[Rows from a dataset]
######

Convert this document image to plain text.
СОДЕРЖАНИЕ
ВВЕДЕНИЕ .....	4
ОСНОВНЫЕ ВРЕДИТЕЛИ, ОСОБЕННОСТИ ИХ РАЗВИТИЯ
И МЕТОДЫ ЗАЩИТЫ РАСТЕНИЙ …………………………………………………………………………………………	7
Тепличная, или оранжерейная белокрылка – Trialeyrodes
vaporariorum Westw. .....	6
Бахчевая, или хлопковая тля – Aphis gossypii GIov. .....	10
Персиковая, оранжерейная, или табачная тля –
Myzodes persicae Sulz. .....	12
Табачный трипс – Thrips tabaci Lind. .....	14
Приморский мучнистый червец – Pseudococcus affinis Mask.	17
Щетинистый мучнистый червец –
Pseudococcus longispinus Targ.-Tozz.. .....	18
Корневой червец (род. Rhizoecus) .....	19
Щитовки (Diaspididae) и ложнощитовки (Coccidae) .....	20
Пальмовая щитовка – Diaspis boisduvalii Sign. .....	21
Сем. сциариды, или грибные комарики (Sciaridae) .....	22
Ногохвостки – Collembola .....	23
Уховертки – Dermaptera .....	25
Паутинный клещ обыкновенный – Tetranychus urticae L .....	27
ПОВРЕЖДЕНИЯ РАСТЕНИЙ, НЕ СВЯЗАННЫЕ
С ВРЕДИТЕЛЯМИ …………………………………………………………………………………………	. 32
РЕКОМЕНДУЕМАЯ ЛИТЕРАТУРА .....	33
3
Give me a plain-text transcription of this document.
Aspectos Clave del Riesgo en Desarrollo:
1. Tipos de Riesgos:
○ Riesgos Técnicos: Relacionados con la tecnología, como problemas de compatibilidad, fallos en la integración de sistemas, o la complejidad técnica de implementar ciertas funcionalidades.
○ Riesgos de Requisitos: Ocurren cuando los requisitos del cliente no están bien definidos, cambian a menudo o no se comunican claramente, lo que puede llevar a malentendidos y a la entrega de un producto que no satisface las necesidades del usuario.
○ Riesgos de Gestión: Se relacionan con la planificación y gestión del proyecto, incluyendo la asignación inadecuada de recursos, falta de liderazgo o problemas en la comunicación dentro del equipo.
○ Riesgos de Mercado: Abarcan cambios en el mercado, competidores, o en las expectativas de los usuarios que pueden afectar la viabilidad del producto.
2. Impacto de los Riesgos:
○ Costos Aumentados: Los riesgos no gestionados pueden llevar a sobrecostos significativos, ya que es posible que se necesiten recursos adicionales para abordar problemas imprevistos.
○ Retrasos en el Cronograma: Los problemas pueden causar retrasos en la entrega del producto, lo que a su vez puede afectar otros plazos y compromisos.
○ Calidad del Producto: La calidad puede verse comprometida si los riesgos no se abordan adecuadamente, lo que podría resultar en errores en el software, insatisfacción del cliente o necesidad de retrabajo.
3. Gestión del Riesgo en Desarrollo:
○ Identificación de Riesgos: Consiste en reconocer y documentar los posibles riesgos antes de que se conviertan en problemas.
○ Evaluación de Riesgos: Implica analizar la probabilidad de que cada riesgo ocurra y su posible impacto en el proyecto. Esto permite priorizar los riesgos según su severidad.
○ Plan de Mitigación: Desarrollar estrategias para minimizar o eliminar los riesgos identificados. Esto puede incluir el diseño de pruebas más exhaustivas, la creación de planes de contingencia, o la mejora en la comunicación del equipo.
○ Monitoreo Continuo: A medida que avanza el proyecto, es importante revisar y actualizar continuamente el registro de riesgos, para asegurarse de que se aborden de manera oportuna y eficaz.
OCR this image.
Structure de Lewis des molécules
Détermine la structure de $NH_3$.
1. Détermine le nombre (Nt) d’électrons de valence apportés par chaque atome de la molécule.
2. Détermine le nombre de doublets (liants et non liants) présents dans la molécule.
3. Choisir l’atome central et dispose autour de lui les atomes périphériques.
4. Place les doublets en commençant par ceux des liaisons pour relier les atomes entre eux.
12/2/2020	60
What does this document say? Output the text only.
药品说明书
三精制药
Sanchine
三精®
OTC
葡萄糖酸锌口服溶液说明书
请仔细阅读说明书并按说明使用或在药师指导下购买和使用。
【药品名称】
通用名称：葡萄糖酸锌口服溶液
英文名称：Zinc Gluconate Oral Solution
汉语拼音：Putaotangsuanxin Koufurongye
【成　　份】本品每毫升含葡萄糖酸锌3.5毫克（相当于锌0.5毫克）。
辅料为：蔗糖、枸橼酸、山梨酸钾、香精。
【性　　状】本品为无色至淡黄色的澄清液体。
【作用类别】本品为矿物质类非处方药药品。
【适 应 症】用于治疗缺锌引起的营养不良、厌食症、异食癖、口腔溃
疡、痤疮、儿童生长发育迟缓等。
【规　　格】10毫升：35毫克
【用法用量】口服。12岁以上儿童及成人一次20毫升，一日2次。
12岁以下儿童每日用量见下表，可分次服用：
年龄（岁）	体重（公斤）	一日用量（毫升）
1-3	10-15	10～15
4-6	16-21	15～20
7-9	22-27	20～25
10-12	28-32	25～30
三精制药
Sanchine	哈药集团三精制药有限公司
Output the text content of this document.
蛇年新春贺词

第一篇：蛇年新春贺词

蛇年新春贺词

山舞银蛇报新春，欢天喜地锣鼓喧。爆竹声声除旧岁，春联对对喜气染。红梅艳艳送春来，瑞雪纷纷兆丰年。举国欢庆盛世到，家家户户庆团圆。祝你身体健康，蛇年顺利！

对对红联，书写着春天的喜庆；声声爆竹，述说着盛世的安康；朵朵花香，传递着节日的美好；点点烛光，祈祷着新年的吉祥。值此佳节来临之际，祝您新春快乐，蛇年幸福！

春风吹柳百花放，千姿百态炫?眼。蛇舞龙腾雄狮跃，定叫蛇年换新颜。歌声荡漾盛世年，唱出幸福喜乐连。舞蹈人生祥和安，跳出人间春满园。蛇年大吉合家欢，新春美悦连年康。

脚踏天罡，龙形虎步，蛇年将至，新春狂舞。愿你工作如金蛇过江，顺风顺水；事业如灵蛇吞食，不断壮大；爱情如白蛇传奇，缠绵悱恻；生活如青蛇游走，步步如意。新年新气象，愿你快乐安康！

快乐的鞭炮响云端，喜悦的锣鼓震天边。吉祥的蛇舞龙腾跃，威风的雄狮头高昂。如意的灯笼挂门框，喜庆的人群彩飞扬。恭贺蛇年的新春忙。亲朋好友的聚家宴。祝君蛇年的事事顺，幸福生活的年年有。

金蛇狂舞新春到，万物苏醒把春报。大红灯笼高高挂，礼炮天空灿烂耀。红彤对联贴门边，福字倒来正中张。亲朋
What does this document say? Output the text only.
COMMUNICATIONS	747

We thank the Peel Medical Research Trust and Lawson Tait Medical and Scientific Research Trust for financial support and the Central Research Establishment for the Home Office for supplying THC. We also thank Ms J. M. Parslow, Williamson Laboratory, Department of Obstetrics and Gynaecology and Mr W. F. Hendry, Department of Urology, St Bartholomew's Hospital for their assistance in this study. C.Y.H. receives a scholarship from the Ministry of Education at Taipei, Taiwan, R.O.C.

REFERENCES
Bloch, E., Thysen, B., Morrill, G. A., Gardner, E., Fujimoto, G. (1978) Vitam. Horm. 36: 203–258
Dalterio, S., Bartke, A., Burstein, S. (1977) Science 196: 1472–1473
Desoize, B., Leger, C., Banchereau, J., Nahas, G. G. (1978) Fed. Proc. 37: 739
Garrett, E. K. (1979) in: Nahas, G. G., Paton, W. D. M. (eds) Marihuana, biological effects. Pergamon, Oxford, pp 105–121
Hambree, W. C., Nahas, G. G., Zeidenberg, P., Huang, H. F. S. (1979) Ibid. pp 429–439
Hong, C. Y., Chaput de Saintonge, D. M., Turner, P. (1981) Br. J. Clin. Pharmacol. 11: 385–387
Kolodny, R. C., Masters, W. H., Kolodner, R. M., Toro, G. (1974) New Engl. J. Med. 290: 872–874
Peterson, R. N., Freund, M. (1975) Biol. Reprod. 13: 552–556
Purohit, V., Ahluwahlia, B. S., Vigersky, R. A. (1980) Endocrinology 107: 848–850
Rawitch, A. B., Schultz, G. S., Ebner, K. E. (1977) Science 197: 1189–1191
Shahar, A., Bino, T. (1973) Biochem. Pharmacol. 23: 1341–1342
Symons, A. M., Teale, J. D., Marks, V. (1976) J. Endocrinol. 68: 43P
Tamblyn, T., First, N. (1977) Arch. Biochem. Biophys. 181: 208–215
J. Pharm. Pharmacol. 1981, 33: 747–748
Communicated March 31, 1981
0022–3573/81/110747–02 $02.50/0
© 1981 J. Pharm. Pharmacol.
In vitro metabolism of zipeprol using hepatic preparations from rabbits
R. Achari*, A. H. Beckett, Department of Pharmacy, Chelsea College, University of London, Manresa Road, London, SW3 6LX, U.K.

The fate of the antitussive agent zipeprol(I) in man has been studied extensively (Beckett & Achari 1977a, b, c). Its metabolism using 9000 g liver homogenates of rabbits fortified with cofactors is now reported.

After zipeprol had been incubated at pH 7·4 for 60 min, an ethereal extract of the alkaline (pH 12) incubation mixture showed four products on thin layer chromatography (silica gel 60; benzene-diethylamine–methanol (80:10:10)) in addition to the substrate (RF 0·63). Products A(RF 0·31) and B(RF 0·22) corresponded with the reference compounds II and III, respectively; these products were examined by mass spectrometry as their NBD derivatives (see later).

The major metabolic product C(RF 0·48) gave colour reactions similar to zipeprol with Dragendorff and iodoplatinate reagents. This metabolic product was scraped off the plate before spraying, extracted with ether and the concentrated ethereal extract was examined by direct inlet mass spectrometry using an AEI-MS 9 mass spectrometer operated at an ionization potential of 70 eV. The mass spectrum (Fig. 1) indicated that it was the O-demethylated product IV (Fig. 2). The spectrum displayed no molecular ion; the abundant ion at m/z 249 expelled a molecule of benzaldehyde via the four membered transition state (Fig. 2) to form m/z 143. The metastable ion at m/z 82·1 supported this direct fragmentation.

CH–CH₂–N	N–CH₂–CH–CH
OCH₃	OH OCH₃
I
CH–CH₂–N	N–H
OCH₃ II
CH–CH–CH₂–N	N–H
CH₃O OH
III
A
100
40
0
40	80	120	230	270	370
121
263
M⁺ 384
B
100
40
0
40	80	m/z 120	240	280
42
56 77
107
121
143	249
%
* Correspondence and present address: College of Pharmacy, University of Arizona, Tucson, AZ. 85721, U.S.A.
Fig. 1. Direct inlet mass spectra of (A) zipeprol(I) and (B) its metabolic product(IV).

######

Directions for this task:
Select and copy every line from the records that includes the word "plain".

Result for this exercise:
Convert this document image to plain text.
Give me a plain-text transcription of this document.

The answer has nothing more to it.